# GOAL OF THE EXERCISE
Reproduce all the entries precisely.

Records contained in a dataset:
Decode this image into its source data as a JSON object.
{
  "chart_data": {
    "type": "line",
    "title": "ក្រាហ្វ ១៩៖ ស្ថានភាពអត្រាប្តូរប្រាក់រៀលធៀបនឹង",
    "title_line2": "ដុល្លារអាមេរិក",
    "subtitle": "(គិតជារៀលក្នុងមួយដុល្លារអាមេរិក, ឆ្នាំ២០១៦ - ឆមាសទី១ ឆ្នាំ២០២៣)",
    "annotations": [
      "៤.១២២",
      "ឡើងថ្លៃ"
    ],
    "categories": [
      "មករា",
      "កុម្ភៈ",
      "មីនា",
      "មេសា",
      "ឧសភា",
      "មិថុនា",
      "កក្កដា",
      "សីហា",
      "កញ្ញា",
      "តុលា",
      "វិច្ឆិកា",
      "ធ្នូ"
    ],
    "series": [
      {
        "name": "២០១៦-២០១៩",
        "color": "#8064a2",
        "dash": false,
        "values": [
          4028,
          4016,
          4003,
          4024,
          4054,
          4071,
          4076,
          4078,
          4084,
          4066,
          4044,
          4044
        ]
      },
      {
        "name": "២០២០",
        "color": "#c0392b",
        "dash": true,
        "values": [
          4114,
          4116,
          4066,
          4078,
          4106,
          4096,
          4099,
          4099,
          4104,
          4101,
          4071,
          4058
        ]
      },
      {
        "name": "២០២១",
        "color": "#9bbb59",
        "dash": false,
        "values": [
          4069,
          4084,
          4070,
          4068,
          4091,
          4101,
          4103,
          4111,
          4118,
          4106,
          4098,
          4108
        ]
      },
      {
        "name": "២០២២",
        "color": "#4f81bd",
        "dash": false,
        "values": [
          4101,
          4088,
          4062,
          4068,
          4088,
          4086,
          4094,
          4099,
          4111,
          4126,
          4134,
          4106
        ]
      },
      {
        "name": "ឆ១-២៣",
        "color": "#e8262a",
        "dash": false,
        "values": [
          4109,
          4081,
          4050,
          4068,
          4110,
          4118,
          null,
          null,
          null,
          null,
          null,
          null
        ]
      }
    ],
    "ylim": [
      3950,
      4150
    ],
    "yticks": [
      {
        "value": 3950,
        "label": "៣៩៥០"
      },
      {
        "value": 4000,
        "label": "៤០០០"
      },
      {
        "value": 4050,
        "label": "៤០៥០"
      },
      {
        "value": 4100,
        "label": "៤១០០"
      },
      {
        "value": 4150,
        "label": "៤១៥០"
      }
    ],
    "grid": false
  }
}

# EXERCISE RESPONSE
Decode this image into its source data as a JSON object.
{
  "chart_data": {
    "type": "line",
    "title": "ក្រាហ្វ ១៩៖ ស្ថានភាពអត្រាប្តូរប្រាក់រៀលធៀបនឹង",
    "title_line2": "ដុល្លារអាមេរិក",
    "subtitle": "(គិតជារៀលក្នុងមួយដុល្លារអាមេរិក, ឆ្នាំ២០១៦ - ឆមាសទី១ ឆ្នាំ២០២៣)",
    "annotations": [
      "៤.១២២",
      "ឡើងថ្លៃ"
    ],
    "categories": [
      "មករា",
      "កុម្ភៈ",
      "មីនា",
      "មេសា",
      "ឧសភា",
      "មិថុនា",
      "កក្កដា",
      "សីហា",
      "កញ្ញា",
      "តុលា",
      "វិច្ឆិកា",
      "ធ្នូ"
    ],
    "series": [
      {
        "name": "២០១៦-២០១៩",
        "color": "#8064a2",
        "dash": false,
        "values": [
          4028,
          4016,
          4003,
          4024,
          4054,
          4071,
          4076,
          4078,
          4084,
          4066,
          4044,
          4044
        ]
      },
      {
        "name": "២០២០",
        "color": "#c0392b",
        "dash": true,
        "values": [
          4114,
          4116,
          4066,
          4078,
          4106,
          4096,
          4099,
          4099,
          4104,
          4101,
          4071,
          4058
        ]
      },
      {
        "name": "២០២១",
        "color": "#9bbb59",
        "dash": false,
        "values": [
          4069,
          4084,
          4070,
          4068,
          4091,
          4101,
          4103,
          4111,
          4118,
          4106,
          4098,
          4108
        ]
      },
      {
        "name": "២០២២",
        "color": "#4f81bd",
        "dash": false,
        "values": [
          4101,
          4088,
          4062,
          4068,
          4088,
          4086,
          4094,
          4099,
          4111,
          4126,
          4134,
          4106
        ]
      },
      {
        "name": "ឆ១-២៣",
        "color": "#e8262a",
        "dash": false,
        "values": [
          4109,
          4081,
          4050,
          4068,
          4110,
          4118,
          null,
          null,
          null,
          null,
          null,
          null
        ]
      }
    ],
    "ylim": [
      3950,
      4150
    ],
    "yticks": [
      {
        "value": 3950,
        "label": "៣៩៥០"
      },
      {
        "value": 4000,
        "label": "៤០០០"
      },
      {
        "value": 4050,
        "label": "៤០៥០"
      },
      {
        "value": 4100,
        "label": "៤១០០"
      },
      {
        "value": 4150,
        "label": "៤១៥០"
      }
    ],
    "grid": false
  }
}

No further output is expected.